■ **DIRECTION**: Print the range of lines that opens with the line containing "Parse this screenshot: output" and closes with the last line of the listing. Include both ends; print nothing more.

■ **RECORDS FOR THIS TASK**:
+++

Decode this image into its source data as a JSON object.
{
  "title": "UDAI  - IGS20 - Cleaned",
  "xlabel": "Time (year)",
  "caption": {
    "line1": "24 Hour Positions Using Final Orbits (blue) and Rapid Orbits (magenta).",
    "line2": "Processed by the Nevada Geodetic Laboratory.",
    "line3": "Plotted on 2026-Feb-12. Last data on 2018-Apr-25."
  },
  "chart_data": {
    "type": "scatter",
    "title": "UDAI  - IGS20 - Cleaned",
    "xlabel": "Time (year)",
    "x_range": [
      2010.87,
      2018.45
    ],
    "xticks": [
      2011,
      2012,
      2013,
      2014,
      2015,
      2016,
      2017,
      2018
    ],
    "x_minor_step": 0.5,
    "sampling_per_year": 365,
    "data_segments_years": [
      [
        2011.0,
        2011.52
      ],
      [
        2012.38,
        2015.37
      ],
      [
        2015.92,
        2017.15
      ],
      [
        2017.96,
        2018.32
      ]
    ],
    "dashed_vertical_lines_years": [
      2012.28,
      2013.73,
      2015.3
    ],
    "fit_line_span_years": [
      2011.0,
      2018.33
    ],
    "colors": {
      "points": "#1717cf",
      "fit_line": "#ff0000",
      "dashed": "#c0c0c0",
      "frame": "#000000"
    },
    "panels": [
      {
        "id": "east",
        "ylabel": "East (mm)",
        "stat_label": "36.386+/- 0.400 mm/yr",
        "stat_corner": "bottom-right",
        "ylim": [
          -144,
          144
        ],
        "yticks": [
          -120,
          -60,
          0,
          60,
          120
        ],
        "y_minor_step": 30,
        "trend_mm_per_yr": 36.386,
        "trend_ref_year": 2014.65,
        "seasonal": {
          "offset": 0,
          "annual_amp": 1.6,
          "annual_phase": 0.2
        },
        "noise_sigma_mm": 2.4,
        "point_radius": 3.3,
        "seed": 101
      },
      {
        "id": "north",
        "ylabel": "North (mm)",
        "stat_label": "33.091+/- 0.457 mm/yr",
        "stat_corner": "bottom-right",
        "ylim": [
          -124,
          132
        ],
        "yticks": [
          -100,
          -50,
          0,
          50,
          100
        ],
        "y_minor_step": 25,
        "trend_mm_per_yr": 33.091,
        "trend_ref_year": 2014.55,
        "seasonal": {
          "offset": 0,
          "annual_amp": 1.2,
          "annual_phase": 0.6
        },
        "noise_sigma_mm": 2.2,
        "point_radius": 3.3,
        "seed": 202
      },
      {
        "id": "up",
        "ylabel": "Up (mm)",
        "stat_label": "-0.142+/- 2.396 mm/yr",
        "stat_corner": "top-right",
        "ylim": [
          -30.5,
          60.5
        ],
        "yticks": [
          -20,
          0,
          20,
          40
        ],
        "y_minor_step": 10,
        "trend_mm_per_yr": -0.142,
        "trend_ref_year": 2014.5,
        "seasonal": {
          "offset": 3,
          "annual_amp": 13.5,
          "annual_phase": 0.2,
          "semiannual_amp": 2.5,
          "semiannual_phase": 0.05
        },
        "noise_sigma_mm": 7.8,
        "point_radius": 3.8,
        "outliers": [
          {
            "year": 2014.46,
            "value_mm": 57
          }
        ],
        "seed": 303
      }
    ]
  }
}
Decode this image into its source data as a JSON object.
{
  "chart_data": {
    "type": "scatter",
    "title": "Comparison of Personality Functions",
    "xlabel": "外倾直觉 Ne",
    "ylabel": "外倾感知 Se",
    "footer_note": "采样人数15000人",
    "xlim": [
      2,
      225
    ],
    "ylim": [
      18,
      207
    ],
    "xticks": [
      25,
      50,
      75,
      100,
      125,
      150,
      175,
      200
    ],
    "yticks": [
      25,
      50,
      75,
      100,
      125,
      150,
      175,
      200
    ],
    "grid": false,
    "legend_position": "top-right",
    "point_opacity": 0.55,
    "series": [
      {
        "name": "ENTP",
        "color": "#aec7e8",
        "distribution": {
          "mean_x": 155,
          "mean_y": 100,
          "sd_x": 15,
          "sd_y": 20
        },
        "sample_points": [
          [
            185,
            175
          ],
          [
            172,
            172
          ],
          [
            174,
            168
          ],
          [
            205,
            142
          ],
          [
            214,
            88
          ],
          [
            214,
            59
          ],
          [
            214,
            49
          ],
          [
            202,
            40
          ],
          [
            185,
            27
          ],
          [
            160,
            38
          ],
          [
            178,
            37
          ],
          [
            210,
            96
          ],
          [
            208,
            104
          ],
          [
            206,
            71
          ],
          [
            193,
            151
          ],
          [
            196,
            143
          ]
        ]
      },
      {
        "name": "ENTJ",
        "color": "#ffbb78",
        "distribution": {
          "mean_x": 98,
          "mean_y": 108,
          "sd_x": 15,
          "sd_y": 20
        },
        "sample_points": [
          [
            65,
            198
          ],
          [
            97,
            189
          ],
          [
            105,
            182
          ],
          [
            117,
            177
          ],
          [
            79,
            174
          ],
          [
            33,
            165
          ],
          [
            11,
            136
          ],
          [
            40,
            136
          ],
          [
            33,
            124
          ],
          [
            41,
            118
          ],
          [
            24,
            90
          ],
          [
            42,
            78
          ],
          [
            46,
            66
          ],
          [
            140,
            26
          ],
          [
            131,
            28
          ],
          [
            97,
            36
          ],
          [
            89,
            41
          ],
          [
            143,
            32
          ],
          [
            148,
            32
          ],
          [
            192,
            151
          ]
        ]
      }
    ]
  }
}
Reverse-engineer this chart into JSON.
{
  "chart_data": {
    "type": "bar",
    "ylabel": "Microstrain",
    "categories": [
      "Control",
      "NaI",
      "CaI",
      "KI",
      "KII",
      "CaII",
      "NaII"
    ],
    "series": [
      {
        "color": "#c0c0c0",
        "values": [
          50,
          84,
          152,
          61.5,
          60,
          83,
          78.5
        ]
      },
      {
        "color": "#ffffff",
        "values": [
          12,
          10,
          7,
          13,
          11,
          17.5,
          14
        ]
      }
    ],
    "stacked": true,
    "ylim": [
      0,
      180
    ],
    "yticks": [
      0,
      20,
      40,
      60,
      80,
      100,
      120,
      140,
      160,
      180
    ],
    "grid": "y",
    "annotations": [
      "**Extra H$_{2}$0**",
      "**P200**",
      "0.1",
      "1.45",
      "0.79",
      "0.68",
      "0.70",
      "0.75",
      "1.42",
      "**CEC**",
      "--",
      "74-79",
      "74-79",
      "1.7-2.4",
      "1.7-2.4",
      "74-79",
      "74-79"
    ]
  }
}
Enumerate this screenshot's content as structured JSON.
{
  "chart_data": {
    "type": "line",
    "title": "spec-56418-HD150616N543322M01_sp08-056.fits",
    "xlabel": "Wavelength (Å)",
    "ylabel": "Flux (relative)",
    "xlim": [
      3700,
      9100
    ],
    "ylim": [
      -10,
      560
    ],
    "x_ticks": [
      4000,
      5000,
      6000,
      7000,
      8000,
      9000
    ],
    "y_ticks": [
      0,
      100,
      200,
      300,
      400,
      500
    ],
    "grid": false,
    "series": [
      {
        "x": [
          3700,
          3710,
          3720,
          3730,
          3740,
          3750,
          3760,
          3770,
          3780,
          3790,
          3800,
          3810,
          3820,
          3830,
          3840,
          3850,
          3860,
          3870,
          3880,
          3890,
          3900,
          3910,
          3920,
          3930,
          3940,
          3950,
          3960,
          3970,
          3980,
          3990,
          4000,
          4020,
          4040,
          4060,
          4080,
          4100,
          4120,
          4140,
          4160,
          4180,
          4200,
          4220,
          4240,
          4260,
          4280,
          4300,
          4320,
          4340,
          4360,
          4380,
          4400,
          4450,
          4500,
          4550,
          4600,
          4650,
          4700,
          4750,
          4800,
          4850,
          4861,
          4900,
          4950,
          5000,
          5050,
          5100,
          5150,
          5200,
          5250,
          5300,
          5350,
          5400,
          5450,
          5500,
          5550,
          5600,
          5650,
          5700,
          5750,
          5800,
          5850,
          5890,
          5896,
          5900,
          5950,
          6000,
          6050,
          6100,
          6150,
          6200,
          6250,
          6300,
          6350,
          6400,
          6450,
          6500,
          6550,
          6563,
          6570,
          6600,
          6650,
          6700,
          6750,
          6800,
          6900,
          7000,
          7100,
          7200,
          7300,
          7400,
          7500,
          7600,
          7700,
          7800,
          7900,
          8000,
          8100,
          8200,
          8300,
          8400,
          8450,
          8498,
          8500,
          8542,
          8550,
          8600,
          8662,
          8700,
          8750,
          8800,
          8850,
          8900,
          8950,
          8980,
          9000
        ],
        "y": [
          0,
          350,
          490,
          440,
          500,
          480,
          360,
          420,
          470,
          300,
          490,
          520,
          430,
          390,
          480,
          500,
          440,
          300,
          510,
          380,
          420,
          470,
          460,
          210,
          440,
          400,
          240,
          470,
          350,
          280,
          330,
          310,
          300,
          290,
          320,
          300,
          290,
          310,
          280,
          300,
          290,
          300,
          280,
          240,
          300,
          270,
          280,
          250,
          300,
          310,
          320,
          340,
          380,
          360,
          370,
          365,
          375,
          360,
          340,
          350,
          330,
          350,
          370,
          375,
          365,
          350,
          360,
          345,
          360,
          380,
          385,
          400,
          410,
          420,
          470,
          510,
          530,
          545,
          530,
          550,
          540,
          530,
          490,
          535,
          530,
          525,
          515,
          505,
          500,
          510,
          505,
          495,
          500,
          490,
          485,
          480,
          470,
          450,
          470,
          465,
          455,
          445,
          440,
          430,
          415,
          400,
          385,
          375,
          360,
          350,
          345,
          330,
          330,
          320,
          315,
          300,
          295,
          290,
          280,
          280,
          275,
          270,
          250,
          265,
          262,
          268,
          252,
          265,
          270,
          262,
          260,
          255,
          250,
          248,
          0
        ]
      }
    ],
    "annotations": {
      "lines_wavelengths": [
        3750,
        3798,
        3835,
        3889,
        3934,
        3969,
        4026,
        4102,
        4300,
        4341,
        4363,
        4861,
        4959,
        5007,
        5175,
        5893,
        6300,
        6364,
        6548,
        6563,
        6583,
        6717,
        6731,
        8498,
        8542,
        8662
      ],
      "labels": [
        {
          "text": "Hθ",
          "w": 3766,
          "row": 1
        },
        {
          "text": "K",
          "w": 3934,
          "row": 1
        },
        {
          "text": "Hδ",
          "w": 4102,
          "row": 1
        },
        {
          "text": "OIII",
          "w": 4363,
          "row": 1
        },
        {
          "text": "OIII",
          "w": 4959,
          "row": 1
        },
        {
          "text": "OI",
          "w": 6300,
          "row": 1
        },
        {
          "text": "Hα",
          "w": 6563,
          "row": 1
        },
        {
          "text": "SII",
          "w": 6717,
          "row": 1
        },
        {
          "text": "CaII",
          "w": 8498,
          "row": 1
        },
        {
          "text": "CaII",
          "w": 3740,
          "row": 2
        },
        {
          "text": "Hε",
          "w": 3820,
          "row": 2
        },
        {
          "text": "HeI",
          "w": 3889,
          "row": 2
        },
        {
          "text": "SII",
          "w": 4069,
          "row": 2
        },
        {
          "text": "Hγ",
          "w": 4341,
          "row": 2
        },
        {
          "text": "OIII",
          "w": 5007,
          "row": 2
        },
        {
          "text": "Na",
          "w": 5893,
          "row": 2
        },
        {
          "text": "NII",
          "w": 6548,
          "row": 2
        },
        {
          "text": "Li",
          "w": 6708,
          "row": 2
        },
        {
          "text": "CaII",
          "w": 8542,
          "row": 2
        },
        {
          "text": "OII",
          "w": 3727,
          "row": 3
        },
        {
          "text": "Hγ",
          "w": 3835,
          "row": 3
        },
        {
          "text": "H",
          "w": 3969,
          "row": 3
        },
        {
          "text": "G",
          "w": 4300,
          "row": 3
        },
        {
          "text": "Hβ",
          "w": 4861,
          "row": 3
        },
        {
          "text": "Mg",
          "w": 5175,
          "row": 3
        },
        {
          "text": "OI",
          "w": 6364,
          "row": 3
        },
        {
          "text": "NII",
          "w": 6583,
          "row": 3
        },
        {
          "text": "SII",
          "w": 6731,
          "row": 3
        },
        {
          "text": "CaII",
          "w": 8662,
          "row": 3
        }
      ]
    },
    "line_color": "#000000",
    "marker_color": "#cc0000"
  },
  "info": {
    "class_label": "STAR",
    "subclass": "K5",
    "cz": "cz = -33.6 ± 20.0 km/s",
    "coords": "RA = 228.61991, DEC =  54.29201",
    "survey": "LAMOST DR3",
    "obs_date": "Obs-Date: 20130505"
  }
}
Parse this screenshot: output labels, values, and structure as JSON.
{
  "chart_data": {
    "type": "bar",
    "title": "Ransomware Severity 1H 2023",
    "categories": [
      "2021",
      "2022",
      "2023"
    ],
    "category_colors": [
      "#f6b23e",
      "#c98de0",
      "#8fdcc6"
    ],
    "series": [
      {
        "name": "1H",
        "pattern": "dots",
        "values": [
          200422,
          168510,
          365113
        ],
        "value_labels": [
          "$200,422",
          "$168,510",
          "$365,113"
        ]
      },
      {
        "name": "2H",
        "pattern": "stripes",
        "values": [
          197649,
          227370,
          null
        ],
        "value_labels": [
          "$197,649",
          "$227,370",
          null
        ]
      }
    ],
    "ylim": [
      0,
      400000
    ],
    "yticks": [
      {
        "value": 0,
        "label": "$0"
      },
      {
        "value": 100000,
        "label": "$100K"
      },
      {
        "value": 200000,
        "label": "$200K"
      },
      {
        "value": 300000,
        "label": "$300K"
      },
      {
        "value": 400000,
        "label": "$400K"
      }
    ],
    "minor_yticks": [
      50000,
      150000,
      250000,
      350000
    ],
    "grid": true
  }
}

+++

■ **OUTPUT OF THE TASK**:
Parse this screenshot: output labels, values, and structure as JSON.
{
  "chart_data": {
    "type": "bar",
    "title": "Ransomware Severity 1H 2023",
    "categories": [
      "2021",
      "2022",
      "2023"
    ],
    "category_colors": [
      "#f6b23e",
      "#c98de0",
      "#8fdcc6"
    ],
    "series": [
      {
        "name": "1H",
        "pattern": "dots",
        "values": [
          200422,
          168510,
          365113
        ],
        "value_labels": [
          "$200,422",
          "$168,510",
          "$365,113"
        ]
      },
      {
        "name": "2H",
        "pattern": "stripes",
        "values": [
          197649,
          227370,
          null
        ],
        "value_labels": [
          "$197,649",
          "$227,370",
          null
        ]
      }
    ],
    "ylim": [
      0,
      400000
    ],
    "yticks": [
      {
        "value": 0,
        "label": "$0"
      },
      {
        "value": 100000,
        "label": "$100K"
      },
      {
        "value": 200000,
        "label": "$200K"
      },
      {
        "value": 300000,
        "label": "$300K"
      },
      {
        "value": 400000,
        "label": "$400K"
      }
    ],
    "minor_yticks": [
      50000,
      150000,
      250000,
      350000
    ],
    "grid": true
  }
}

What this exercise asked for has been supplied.